Stored data:
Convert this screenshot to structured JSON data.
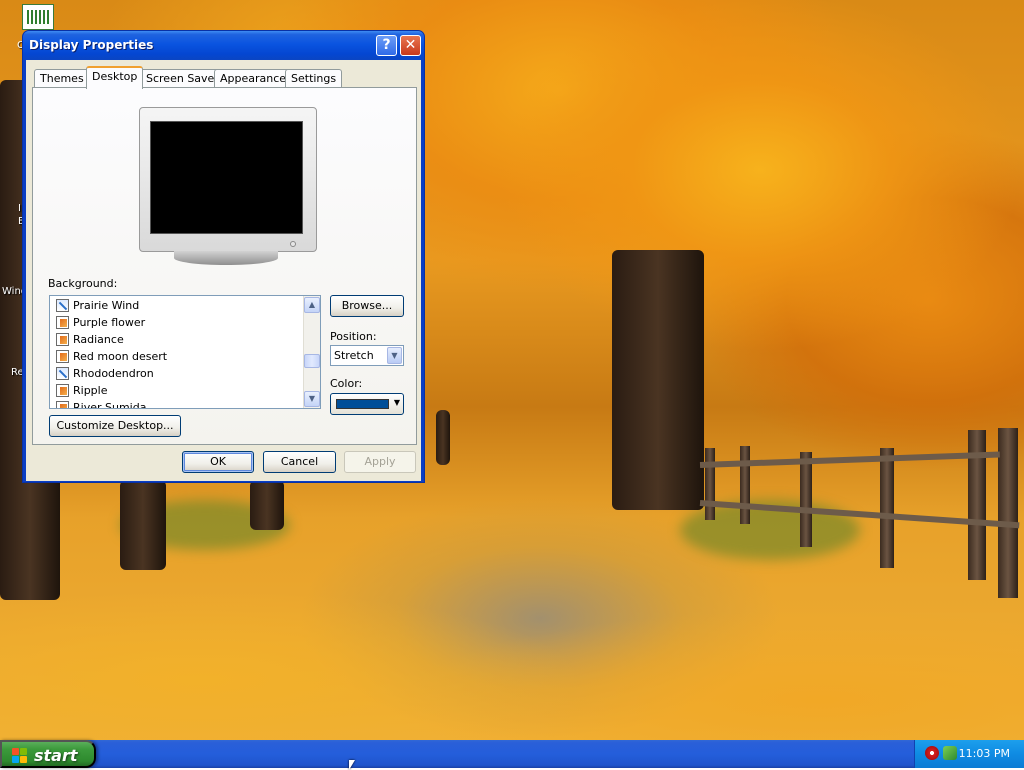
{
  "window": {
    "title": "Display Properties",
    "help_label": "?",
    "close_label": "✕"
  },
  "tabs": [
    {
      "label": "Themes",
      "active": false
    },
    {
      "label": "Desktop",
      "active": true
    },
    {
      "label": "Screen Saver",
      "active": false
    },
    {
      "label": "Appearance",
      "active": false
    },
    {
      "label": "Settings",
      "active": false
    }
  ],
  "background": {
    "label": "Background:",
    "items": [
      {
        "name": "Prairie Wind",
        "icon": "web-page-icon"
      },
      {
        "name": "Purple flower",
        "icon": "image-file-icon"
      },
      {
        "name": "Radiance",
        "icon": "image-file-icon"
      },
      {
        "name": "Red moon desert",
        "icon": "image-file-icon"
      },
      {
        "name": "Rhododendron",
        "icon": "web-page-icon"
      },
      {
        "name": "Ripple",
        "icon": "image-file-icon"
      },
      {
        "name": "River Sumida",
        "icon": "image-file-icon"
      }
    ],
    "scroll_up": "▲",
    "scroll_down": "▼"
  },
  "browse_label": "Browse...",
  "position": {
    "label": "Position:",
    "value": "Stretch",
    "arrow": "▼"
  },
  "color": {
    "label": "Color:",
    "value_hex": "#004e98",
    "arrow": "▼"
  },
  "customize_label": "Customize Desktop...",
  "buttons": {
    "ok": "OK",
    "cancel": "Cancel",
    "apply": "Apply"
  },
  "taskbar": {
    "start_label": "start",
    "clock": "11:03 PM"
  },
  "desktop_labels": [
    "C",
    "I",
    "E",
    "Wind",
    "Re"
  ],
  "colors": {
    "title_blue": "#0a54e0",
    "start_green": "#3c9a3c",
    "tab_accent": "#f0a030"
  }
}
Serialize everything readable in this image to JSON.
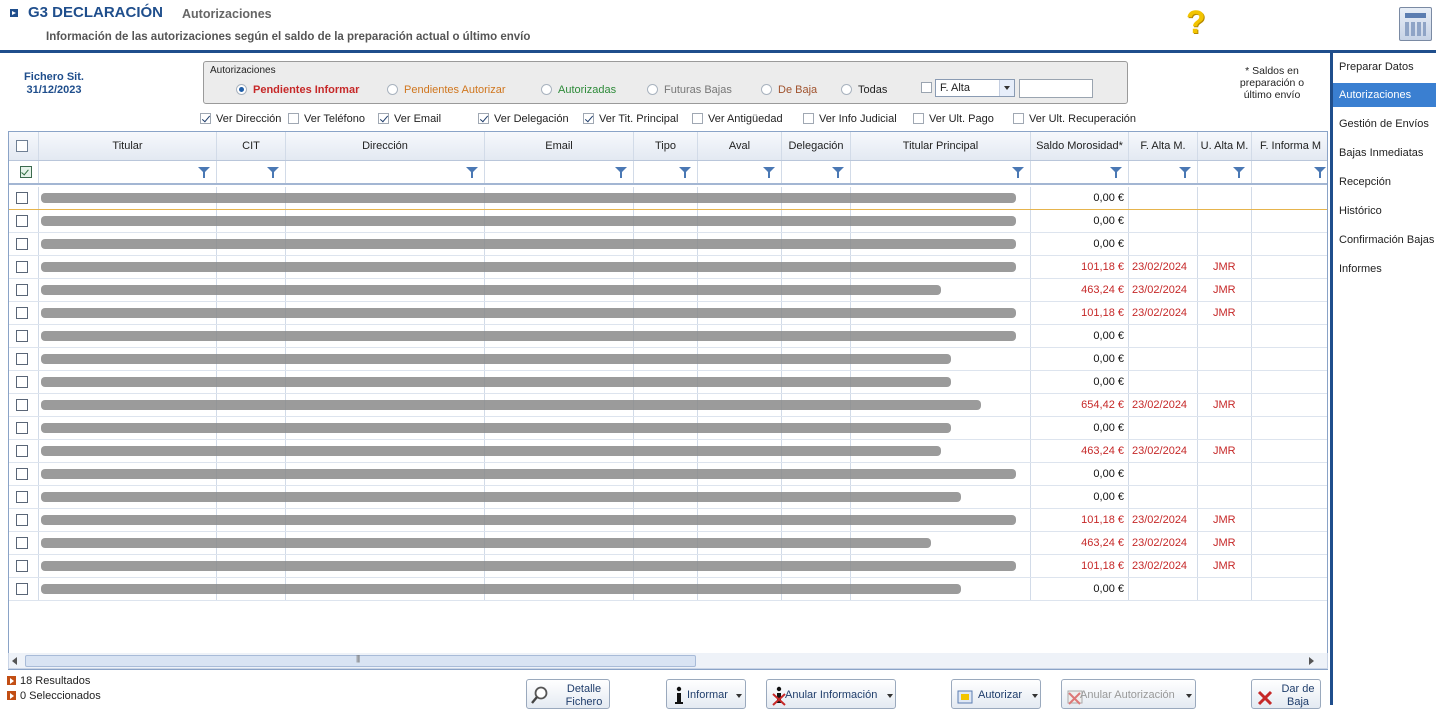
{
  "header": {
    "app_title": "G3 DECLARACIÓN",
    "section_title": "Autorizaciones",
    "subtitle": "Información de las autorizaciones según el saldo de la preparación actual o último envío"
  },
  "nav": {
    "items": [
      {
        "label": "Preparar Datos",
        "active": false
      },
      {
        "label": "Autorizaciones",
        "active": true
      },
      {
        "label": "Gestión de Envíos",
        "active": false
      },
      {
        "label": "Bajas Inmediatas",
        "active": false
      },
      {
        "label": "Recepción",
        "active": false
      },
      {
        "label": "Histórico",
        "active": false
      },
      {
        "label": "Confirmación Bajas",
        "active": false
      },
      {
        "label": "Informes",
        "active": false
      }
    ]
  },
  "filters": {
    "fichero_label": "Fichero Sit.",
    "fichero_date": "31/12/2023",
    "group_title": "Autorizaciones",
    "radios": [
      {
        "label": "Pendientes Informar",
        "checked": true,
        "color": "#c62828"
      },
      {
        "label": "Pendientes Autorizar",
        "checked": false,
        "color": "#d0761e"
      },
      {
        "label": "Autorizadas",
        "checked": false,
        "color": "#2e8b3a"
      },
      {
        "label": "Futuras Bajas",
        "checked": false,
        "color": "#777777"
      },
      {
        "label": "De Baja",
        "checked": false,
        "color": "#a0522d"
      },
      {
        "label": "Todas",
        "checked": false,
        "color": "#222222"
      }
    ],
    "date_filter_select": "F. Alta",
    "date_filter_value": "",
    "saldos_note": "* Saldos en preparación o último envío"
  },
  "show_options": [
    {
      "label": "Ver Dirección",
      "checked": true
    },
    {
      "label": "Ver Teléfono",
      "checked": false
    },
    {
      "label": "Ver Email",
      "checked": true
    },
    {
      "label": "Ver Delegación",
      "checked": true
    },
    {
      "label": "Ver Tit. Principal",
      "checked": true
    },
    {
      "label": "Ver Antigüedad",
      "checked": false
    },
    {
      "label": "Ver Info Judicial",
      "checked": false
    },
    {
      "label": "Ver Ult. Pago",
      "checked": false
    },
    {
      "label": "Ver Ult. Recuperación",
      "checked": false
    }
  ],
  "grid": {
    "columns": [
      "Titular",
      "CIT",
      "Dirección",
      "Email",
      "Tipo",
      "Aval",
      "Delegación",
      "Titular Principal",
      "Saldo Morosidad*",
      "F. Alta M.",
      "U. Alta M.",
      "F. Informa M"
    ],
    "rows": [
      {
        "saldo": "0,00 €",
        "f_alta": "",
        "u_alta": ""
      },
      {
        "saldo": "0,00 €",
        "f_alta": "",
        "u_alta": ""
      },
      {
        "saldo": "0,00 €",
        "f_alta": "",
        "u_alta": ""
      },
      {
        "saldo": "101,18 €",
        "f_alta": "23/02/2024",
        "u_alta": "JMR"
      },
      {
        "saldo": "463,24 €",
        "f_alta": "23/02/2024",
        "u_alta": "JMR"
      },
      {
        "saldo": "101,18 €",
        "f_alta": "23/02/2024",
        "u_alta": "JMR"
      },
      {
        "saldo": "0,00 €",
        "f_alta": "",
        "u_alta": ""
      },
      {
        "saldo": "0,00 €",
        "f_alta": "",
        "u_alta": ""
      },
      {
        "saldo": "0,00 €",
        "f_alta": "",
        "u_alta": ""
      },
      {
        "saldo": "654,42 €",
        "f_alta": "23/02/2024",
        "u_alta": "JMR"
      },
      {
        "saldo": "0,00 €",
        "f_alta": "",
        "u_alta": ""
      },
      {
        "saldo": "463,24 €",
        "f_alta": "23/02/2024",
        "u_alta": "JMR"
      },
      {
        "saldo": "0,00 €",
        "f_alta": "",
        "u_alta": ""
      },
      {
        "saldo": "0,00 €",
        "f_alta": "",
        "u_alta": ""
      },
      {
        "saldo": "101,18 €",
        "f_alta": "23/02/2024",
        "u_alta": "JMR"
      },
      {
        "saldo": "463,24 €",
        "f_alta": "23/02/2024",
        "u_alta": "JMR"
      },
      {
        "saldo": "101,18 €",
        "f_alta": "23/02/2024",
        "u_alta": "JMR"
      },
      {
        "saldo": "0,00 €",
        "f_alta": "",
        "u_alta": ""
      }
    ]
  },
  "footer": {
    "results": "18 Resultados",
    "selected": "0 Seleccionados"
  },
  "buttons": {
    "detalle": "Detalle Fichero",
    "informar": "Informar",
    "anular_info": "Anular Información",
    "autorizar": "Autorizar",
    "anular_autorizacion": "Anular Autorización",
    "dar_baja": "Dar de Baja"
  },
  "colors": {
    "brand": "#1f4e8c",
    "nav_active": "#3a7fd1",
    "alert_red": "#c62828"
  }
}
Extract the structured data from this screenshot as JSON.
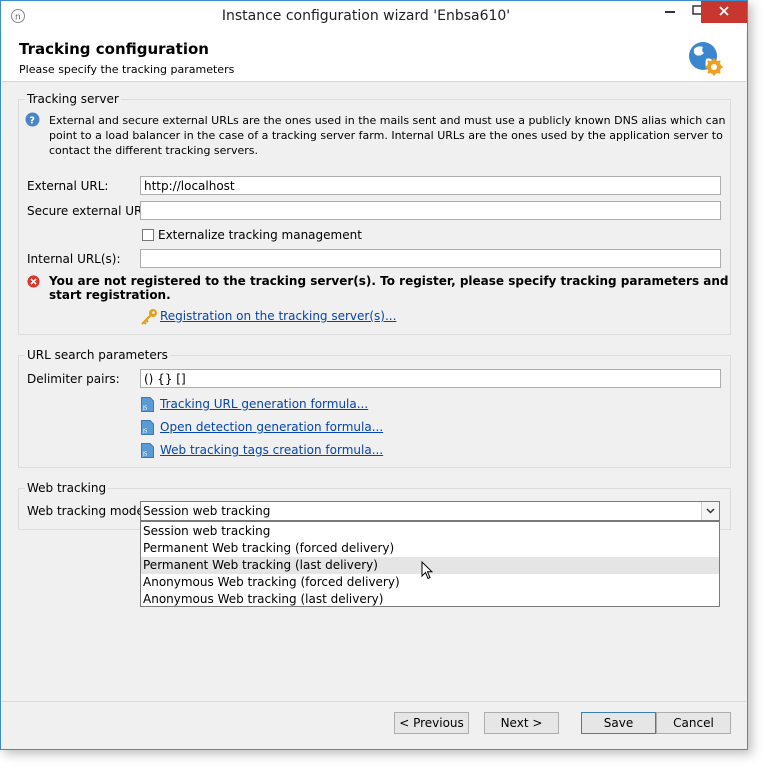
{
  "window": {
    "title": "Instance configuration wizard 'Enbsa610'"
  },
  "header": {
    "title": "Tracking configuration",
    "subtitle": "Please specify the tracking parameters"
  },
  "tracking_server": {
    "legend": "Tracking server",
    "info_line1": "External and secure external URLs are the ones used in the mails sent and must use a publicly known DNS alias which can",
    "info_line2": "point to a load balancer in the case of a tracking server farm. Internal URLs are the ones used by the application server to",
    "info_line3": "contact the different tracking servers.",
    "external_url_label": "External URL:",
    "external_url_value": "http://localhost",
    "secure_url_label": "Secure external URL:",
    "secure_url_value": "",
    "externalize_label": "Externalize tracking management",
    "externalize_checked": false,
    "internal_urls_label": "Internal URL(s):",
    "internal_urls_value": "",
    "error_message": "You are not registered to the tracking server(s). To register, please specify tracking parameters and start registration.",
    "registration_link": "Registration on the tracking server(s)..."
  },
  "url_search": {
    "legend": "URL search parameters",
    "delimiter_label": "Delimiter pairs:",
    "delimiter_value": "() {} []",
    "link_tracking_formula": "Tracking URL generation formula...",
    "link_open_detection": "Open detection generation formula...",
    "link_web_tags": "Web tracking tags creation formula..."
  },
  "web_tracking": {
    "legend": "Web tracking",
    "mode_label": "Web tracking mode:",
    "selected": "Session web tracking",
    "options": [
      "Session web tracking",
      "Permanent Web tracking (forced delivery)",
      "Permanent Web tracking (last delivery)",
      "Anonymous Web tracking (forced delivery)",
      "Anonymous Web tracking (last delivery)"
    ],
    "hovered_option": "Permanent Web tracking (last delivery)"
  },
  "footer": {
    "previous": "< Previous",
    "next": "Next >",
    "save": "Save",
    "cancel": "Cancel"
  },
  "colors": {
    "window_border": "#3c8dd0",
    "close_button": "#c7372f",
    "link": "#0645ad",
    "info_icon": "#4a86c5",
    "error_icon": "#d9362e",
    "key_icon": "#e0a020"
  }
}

Instructions to follow: Pull every line holding "Bajas" out of the records.

In response:
        "label": "Bajas Inmediatas",
        "label": "Confirmación Bajas",
        "label": "Futuras Bajas",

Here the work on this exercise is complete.